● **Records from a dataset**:
========
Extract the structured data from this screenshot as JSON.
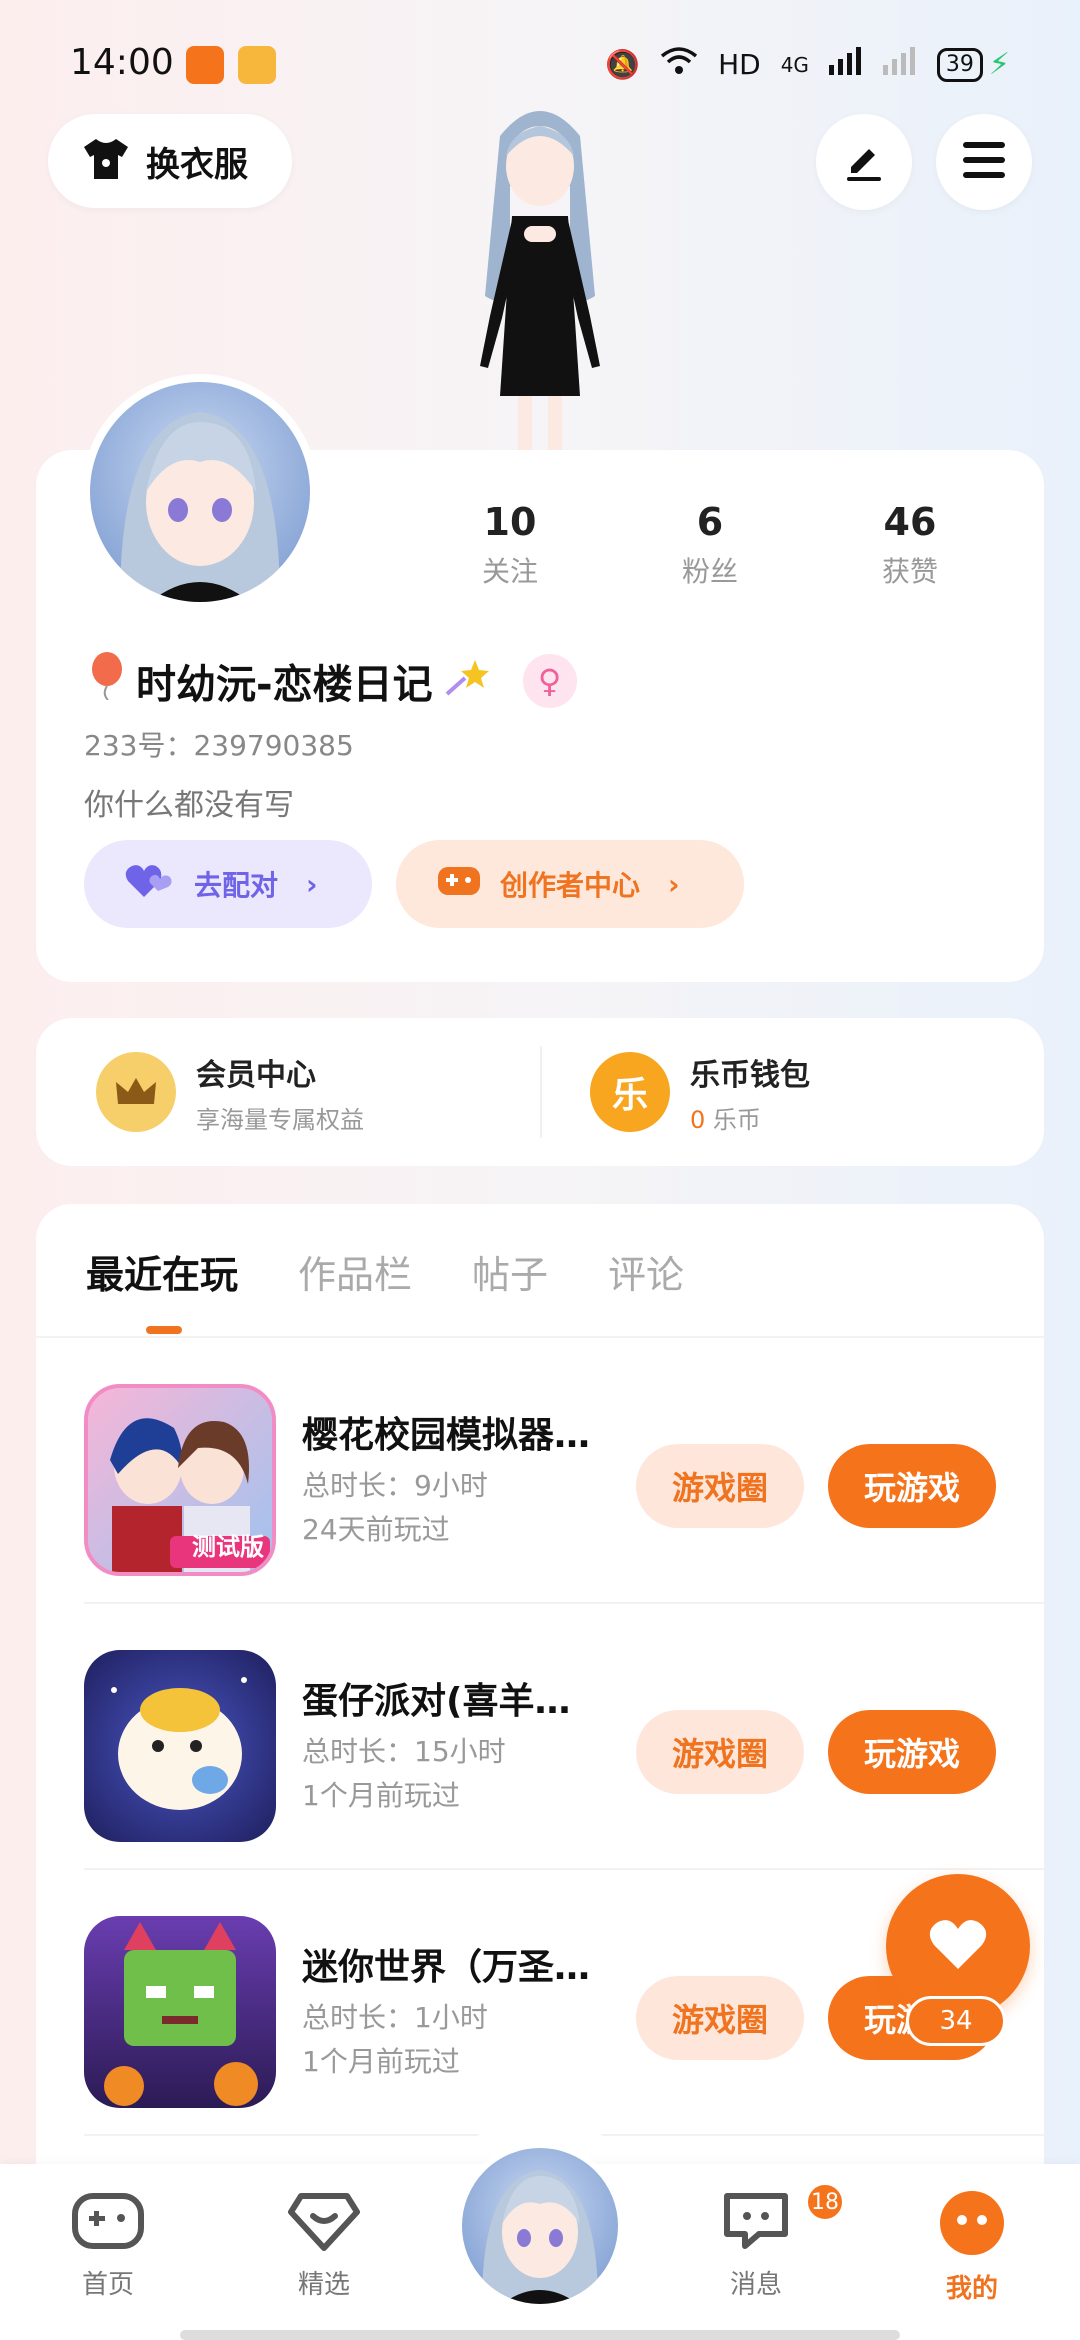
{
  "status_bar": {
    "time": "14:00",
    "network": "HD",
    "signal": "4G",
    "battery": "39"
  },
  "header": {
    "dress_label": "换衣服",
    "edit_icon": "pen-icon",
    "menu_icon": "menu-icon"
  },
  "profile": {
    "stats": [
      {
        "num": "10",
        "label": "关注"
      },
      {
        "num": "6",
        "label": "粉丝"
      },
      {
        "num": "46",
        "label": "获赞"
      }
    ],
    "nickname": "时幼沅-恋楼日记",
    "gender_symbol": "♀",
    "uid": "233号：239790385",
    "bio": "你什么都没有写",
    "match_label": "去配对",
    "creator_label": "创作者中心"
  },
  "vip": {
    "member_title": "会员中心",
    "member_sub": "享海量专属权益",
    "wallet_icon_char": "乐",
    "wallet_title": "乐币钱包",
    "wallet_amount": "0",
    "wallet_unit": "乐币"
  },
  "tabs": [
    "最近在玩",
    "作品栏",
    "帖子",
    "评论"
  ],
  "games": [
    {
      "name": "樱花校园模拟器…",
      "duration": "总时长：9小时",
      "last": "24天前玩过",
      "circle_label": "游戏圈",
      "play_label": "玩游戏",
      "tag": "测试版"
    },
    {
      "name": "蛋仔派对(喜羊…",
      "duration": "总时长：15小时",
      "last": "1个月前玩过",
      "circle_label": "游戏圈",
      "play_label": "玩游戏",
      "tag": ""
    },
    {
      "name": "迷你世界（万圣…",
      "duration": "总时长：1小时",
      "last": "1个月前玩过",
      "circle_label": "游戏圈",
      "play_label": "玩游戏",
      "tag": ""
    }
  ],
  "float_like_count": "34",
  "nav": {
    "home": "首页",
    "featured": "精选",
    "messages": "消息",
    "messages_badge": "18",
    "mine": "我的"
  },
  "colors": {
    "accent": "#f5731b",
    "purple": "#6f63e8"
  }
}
========
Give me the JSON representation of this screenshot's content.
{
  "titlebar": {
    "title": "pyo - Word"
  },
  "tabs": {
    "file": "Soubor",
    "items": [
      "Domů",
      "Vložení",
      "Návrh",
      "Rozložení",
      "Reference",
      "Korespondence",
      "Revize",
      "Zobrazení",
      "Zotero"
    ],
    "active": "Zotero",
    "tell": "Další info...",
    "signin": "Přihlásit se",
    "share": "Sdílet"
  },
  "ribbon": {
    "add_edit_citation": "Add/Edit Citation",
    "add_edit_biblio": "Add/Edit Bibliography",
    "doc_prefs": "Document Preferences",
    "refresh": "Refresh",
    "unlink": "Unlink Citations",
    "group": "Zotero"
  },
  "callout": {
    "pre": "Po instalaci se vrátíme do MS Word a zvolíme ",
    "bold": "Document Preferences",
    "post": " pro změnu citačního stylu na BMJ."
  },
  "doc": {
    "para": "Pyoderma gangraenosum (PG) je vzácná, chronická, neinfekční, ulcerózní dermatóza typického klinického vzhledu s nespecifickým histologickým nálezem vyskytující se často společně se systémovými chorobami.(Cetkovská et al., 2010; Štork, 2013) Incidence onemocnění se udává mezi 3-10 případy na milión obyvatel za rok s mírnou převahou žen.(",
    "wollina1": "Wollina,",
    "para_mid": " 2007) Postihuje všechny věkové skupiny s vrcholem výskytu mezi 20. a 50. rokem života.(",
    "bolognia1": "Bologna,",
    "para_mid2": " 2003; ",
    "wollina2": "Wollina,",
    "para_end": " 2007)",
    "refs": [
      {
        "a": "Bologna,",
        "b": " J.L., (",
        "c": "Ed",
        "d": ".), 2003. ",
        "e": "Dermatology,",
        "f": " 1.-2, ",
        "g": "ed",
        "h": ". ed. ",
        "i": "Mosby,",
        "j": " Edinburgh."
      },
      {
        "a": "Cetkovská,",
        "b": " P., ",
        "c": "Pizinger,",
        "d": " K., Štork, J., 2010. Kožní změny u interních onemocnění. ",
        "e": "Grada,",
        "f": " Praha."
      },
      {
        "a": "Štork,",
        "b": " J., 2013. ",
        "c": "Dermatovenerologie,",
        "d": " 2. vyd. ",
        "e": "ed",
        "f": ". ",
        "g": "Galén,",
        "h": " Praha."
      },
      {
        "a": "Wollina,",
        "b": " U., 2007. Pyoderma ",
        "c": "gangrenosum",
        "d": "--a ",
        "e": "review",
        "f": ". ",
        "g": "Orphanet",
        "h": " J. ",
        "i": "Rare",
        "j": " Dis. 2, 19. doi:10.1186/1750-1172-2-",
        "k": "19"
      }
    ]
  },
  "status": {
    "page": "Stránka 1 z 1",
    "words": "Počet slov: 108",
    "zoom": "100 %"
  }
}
========
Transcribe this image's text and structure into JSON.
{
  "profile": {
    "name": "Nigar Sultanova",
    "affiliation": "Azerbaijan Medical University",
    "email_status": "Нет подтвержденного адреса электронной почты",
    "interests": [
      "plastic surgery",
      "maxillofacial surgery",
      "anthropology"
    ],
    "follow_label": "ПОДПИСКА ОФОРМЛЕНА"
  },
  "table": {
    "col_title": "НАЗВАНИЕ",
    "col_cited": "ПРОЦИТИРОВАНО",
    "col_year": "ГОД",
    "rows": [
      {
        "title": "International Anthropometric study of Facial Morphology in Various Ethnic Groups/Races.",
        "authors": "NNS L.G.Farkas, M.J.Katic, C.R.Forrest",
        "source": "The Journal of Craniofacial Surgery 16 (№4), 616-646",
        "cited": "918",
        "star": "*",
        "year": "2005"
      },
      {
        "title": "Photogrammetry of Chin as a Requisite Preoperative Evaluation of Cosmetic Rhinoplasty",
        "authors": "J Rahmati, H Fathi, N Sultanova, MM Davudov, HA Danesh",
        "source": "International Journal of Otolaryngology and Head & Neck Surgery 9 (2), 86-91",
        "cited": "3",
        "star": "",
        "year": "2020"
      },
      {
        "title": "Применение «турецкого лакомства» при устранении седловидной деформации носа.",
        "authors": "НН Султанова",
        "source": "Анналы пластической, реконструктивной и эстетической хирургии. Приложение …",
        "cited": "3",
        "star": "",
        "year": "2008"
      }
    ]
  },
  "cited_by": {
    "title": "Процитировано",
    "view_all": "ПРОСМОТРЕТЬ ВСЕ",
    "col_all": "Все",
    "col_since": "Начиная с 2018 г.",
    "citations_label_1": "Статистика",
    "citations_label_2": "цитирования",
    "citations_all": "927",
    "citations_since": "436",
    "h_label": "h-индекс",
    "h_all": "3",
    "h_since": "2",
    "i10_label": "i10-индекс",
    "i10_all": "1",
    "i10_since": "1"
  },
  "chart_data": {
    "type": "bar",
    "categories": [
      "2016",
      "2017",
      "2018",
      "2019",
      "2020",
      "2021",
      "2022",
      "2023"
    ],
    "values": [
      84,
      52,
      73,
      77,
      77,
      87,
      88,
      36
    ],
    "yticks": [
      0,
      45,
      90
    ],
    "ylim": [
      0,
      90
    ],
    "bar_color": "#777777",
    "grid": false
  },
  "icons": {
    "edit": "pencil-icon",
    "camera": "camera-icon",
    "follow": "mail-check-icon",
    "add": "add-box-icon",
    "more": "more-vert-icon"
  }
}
========
● **TASK GOAL**: Across the entries, how many lines hold the word "JSON"? Say only the number.

● **THE ANSWER**: 3